What is being asked:
Set down the full listing exactly, character for character.

****************************************

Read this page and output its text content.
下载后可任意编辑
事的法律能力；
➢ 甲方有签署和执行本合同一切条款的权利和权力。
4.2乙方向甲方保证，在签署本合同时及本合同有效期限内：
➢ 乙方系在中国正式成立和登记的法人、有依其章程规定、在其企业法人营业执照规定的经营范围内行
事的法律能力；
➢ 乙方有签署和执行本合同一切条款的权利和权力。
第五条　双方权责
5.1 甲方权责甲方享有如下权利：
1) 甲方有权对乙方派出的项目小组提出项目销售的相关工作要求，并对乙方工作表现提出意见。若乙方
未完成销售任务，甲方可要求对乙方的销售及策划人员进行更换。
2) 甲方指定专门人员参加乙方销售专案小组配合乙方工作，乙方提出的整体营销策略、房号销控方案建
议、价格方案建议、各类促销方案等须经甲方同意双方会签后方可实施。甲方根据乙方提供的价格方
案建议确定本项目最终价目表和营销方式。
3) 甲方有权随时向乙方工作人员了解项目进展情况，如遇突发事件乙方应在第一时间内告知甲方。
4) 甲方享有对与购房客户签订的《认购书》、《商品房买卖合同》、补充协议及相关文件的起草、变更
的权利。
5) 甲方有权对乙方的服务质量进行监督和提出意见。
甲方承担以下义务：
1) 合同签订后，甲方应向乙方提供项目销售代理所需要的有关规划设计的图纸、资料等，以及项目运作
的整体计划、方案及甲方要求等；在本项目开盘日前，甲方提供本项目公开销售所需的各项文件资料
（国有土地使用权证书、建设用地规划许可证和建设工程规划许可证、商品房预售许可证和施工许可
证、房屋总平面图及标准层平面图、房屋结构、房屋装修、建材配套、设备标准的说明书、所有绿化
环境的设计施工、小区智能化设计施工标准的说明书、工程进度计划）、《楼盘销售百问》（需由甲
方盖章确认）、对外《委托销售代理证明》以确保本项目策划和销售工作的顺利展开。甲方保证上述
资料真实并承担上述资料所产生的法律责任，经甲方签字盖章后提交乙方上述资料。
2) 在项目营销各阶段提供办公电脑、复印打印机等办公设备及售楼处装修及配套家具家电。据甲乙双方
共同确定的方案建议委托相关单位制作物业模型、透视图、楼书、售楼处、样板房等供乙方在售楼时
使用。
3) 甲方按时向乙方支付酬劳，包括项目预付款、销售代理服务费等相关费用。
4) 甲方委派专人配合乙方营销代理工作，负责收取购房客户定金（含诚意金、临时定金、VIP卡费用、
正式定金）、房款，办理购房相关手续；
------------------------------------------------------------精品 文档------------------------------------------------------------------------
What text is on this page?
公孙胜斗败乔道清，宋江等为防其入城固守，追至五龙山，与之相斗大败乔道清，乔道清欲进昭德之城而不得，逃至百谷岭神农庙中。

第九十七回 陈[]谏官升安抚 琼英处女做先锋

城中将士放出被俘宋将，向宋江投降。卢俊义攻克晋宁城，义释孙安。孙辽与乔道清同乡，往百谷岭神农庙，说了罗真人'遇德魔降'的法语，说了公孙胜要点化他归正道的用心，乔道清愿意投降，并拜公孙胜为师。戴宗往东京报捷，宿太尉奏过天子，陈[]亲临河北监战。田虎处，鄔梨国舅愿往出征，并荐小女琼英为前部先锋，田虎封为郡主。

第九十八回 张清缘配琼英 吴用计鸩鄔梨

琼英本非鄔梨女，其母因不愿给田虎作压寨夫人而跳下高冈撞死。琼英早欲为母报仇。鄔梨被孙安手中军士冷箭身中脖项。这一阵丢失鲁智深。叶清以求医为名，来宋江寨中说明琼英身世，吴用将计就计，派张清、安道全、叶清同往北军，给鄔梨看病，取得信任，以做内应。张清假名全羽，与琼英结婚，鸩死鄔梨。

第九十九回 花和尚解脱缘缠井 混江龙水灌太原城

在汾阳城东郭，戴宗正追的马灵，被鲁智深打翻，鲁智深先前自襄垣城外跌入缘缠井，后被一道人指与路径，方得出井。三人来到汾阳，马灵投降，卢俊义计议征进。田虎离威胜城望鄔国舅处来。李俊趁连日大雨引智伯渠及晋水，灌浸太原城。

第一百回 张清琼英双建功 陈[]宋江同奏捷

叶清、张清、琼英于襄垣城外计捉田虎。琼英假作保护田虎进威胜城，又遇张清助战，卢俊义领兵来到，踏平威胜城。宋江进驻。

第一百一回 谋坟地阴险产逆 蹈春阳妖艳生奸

****************************************

Answer for this exercise:
Read this page and output its text content.
下载后可任意编辑
事的法律能力；
➢ 甲方有签署和执行本合同一切条款的权利和权力。
4.2乙方向甲方保证，在签署本合同时及本合同有效期限内：
➢ 乙方系在中国正式成立和登记的法人、有依其章程规定、在其企业法人营业执照规定的经营范围内行
事的法律能力；
➢ 乙方有签署和执行本合同一切条款的权利和权力。
第五条　双方权责
5.1 甲方权责甲方享有如下权利：
1) 甲方有权对乙方派出的项目小组提出项目销售的相关工作要求，并对乙方工作表现提出意见。若乙方
未完成销售任务，甲方可要求对乙方的销售及策划人员进行更换。
2) 甲方指定专门人员参加乙方销售专案小组配合乙方工作，乙方提出的整体营销策略、房号销控方案建
议、价格方案建议、各类促销方案等须经甲方同意双方会签后方可实施。甲方根据乙方提供的价格方
案建议确定本项目最终价目表和营销方式。
3) 甲方有权随时向乙方工作人员了解项目进展情况，如遇突发事件乙方应在第一时间内告知甲方。
4) 甲方享有对与购房客户签订的《认购书》、《商品房买卖合同》、补充协议及相关文件的起草、变更
的权利。
5) 甲方有权对乙方的服务质量进行监督和提出意见。
甲方承担以下义务：
1) 合同签订后，甲方应向乙方提供项目销售代理所需要的有关规划设计的图纸、资料等，以及项目运作
的整体计划、方案及甲方要求等；在本项目开盘日前，甲方提供本项目公开销售所需的各项文件资料
（国有土地使用权证书、建设用地规划许可证和建设工程规划许可证、商品房预售许可证和施工许可
证、房屋总平面图及标准层平面图、房屋结构、房屋装修、建材配套、设备标准的说明书、所有绿化
环境的设计施工、小区智能化设计施工标准的说明书、工程进度计划）、《楼盘销售百问》（需由甲
方盖章确认）、对外《委托销售代理证明》以确保本项目策划和销售工作的顺利展开。甲方保证上述
资料真实并承担上述资料所产生的法律责任，经甲方签字盖章后提交乙方上述资料。
2) 在项目营销各阶段提供办公电脑、复印打印机等办公设备及售楼处装修及配套家具家电。据甲乙双方
共同确定的方案建议委托相关单位制作物业模型、透视图、楼书、售楼处、样板房等供乙方在售楼时
使用。
3) 甲方按时向乙方支付酬劳，包括项目预付款、销售代理服务费等相关费用。
4) 甲方委派专人配合乙方营销代理工作，负责收取购房客户定金（含诚意金、临时定金、VIP卡费用、
正式定金）、房款，办理购房相关手续；
------------------------------------------------------------精品 文档------------------------------------------------------------------------
What text is on this page?
公孙胜斗败乔道清，宋江等为防其入城固守，追至五龙山，与之相斗大败乔道清，乔道清欲进昭德之城而不得，逃至百谷岭神农庙中。

第九十七回 陈[]谏官升安抚 琼英处女做先锋

城中将士放出被俘宋将，向宋江投降。卢俊义攻克晋宁城，义释孙安。孙辽与乔道清同乡，往百谷岭神农庙，说了罗真人'遇德魔降'的法语，说了公孙胜要点化他归正道的用心，乔道清愿意投降，并拜公孙胜为师。戴宗往东京报捷，宿太尉奏过天子，陈[]亲临河北监战。田虎处，鄔梨国舅愿往出征，并荐小女琼英为前部先锋，田虎封为郡主。

第九十八回 张清缘配琼英 吴用计鸩鄔梨

琼英本非鄔梨女，其母因不愿给田虎作压寨夫人而跳下高冈撞死。琼英早欲为母报仇。鄔梨被孙安手中军士冷箭身中脖项。这一阵丢失鲁智深。叶清以求医为名，来宋江寨中说明琼英身世，吴用将计就计，派张清、安道全、叶清同往北军，给鄔梨看病，取得信任，以做内应。张清假名全羽，与琼英结婚，鸩死鄔梨。

第九十九回 花和尚解脱缘缠井 混江龙水灌太原城

在汾阳城东郭，戴宗正追的马灵，被鲁智深打翻，鲁智深先前自襄垣城外跌入缘缠井，后被一道人指与路径，方得出井。三人来到汾阳，马灵投降，卢俊义计议征进。田虎离威胜城望鄔国舅处来。李俊趁连日大雨引智伯渠及晋水，灌浸太原城。

第一百回 张清琼英双建功 陈[]宋江同奏捷

叶清、张清、琼英于襄垣城外计捉田虎。琼英假作保护田虎进威胜城，又遇张清助战，卢俊义领兵来到，踏平威胜城。宋江进驻。

第一百一回 谋坟地阴险产逆 蹈春阳妖艳生奸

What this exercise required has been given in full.